## Data shown
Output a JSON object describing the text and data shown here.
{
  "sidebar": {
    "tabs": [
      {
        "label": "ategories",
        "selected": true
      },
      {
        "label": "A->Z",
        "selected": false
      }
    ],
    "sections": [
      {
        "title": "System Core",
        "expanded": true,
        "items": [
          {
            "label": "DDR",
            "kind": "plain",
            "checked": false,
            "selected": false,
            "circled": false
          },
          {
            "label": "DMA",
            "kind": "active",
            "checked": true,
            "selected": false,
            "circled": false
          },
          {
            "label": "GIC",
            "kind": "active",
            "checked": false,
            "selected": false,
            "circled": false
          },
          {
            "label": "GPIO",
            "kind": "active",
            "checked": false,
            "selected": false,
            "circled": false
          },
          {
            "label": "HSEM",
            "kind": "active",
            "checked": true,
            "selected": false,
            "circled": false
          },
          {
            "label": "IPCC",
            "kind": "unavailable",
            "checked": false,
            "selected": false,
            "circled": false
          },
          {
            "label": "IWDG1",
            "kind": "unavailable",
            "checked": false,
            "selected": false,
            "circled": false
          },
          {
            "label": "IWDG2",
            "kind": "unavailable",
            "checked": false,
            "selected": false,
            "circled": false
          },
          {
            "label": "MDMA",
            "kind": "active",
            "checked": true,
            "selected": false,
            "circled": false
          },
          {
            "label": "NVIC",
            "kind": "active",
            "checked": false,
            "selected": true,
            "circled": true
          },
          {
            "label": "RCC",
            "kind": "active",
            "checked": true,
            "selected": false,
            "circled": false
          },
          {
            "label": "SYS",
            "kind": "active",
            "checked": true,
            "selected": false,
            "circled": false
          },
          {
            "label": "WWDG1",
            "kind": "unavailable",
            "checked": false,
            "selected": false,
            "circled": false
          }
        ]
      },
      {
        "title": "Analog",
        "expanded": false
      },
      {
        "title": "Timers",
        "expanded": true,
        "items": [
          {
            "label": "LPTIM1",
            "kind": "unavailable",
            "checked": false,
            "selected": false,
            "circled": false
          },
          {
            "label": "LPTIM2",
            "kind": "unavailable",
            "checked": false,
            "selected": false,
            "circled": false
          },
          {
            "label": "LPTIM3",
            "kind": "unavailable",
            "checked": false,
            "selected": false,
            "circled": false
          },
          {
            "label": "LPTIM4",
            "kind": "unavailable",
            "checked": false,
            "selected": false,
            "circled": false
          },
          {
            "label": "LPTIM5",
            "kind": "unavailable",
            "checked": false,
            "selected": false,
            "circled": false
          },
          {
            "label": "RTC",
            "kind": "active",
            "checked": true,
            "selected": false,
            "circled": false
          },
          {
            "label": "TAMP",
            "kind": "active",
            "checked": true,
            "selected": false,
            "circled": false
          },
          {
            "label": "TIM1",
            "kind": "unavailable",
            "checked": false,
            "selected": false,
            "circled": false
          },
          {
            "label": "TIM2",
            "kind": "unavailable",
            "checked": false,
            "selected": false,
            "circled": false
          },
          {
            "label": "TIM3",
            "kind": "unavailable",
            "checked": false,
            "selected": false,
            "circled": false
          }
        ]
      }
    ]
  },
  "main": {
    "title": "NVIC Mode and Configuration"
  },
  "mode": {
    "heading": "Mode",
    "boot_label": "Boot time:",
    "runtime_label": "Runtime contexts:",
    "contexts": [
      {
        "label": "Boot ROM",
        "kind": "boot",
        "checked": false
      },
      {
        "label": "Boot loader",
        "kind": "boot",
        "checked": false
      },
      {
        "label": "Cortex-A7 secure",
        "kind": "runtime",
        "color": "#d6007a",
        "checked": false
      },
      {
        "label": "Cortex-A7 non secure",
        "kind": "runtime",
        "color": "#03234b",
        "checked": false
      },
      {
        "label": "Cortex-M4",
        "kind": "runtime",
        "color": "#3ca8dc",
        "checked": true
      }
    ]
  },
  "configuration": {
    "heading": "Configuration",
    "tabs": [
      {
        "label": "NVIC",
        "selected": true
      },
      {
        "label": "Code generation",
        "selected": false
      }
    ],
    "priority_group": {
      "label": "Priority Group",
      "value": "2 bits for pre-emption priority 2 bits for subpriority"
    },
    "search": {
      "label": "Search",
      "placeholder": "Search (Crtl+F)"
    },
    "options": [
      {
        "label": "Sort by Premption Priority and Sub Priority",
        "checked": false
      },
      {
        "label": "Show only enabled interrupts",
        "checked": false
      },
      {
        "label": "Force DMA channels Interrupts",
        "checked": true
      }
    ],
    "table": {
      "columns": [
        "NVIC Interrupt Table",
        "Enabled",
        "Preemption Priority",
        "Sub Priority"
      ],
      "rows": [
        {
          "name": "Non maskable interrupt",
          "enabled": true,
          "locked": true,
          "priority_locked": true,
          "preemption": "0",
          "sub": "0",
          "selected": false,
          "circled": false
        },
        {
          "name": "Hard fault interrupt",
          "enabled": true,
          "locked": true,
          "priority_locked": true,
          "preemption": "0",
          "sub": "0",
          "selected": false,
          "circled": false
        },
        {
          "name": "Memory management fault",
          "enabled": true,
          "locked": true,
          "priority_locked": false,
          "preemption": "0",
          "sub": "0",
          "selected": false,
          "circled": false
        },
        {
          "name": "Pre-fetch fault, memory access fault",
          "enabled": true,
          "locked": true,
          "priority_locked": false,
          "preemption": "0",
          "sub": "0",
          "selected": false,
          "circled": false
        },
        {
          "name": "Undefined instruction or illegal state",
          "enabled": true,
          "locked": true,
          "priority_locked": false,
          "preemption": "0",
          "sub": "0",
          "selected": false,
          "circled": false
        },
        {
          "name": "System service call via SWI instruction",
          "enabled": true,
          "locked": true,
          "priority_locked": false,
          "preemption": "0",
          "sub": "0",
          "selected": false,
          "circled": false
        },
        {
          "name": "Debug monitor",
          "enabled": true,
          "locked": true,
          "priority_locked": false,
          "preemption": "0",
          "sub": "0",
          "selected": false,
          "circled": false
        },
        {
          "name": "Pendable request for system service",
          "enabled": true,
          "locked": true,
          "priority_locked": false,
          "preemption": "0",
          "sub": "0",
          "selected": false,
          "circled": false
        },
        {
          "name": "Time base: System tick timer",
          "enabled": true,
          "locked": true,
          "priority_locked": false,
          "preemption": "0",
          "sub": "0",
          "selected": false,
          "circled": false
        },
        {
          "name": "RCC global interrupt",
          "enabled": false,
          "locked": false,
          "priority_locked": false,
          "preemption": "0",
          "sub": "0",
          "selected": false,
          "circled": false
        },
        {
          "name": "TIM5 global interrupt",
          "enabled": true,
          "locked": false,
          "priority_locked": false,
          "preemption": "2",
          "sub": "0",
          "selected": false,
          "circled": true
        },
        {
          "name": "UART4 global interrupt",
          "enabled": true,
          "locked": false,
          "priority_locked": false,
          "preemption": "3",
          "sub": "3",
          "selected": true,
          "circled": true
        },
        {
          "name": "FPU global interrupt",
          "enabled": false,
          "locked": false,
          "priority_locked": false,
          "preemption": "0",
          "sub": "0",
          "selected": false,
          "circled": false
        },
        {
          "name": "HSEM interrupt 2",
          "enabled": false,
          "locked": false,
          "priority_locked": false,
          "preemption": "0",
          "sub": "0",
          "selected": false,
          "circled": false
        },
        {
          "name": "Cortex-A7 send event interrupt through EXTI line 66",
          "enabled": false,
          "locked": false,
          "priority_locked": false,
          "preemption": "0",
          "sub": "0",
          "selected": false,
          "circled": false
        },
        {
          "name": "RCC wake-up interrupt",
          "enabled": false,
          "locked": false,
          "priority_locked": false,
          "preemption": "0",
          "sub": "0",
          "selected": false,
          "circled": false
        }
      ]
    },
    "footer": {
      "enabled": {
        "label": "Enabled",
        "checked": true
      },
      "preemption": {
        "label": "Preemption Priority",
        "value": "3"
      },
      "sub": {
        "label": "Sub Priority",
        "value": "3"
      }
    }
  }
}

## Task requirements
The string "service" may appear in lines of the listing above; tally those lines and give the number only.

## Result of this task
2